- Written instruction
Select, from the material below, each line with "name" in it.

- Recorded information
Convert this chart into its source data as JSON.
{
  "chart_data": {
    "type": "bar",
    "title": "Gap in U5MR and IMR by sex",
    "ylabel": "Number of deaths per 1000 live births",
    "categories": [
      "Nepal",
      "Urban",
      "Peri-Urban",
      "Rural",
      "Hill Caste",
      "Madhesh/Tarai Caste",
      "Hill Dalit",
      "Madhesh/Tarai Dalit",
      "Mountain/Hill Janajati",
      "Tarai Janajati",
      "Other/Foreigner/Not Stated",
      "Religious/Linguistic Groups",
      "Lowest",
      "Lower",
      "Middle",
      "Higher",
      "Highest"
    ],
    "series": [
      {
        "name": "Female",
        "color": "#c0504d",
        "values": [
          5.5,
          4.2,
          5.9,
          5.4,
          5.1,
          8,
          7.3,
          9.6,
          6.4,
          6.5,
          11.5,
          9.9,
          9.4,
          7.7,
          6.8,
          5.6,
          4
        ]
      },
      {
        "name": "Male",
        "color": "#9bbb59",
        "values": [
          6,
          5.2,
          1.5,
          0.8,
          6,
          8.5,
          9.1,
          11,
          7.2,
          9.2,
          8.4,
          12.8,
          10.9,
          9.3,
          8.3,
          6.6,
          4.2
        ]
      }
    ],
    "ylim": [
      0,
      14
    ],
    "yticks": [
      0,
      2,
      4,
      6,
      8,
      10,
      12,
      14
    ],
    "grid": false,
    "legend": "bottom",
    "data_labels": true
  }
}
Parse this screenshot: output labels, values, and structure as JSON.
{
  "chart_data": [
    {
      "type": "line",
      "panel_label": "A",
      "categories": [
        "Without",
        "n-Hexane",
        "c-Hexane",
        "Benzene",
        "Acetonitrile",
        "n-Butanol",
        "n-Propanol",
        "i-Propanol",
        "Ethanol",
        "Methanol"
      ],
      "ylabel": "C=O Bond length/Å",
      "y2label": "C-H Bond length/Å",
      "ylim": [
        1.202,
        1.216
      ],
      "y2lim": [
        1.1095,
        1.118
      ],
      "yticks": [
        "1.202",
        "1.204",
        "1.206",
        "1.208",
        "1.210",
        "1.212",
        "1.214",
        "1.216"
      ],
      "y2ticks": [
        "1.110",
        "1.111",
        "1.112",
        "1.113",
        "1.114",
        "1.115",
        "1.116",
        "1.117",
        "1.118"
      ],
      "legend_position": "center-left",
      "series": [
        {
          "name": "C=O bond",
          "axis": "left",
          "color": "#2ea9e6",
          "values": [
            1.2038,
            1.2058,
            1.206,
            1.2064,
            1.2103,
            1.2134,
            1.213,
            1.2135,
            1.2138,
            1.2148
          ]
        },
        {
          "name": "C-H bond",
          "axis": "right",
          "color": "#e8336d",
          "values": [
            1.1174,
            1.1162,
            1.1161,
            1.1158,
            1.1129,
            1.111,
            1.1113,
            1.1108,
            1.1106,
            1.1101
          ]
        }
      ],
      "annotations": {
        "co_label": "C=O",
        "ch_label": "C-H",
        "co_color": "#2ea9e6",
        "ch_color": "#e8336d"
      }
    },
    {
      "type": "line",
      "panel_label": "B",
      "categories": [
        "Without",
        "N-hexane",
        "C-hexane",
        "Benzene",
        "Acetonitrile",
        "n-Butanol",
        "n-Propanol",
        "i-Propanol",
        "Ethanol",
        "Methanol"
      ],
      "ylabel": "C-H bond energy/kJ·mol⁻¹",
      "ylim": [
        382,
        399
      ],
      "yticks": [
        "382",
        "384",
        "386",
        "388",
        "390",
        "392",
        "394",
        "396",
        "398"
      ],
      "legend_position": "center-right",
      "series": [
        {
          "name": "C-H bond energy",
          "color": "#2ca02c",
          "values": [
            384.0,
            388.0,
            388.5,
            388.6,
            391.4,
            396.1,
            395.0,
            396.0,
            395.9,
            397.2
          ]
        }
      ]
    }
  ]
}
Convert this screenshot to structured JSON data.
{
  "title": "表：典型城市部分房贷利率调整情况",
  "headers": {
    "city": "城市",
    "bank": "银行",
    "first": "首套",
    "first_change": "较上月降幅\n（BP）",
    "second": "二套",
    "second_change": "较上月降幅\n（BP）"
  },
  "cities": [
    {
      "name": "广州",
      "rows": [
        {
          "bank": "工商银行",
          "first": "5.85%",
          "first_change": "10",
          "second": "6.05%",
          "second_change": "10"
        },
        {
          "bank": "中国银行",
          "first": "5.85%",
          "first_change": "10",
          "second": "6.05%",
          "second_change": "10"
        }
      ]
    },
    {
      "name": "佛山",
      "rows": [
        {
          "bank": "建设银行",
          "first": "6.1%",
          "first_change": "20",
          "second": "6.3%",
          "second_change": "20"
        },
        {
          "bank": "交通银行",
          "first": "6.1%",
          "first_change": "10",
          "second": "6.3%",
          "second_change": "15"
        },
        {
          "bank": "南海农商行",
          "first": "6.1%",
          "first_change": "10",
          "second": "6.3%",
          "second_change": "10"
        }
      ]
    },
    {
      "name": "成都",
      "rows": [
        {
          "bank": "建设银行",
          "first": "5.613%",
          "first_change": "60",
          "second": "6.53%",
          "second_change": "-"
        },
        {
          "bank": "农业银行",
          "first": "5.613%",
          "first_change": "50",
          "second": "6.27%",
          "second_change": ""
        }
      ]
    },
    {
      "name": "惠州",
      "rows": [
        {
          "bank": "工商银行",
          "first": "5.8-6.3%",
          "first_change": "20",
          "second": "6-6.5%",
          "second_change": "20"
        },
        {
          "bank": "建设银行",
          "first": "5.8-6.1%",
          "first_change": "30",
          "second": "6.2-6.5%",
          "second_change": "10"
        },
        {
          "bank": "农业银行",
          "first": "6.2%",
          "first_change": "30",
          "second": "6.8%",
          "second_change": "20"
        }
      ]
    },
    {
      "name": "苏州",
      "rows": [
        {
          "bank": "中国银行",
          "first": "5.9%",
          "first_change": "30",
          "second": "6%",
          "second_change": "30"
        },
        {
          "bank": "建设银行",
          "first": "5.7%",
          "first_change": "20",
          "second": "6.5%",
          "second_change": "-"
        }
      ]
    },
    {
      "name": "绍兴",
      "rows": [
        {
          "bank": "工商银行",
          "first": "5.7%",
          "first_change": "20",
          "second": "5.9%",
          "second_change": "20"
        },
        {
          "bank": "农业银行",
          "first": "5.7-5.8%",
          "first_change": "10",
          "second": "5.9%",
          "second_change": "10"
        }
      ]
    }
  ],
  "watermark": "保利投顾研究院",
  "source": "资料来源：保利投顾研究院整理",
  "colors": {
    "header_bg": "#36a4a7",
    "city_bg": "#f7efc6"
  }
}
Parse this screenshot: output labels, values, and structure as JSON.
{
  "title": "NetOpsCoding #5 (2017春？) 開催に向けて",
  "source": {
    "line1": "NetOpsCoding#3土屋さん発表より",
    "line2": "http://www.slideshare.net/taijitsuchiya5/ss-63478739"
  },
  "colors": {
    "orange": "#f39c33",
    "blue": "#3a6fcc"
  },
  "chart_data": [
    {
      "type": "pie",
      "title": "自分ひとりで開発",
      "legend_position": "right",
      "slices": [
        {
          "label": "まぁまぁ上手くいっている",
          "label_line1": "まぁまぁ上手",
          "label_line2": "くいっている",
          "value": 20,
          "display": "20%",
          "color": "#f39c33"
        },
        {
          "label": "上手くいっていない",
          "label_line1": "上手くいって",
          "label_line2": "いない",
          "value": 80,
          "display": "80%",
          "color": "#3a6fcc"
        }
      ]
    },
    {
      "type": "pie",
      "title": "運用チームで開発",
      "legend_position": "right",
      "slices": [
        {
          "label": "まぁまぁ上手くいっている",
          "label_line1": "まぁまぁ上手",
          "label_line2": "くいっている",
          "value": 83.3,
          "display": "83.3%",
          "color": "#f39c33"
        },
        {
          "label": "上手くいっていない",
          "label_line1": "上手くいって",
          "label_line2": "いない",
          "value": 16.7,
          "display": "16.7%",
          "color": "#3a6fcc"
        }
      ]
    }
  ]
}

- Solved problem
        "name": "Female",
        "name": "Male",
          "name": "C=O bond",
          "name": "C-H bond",
          "name": "C-H bond energy",
      "name": "广州",
      "name": "佛山",
      "name": "成都",
      "name": "惠州",
      "name": "苏州",
      "name": "绍兴",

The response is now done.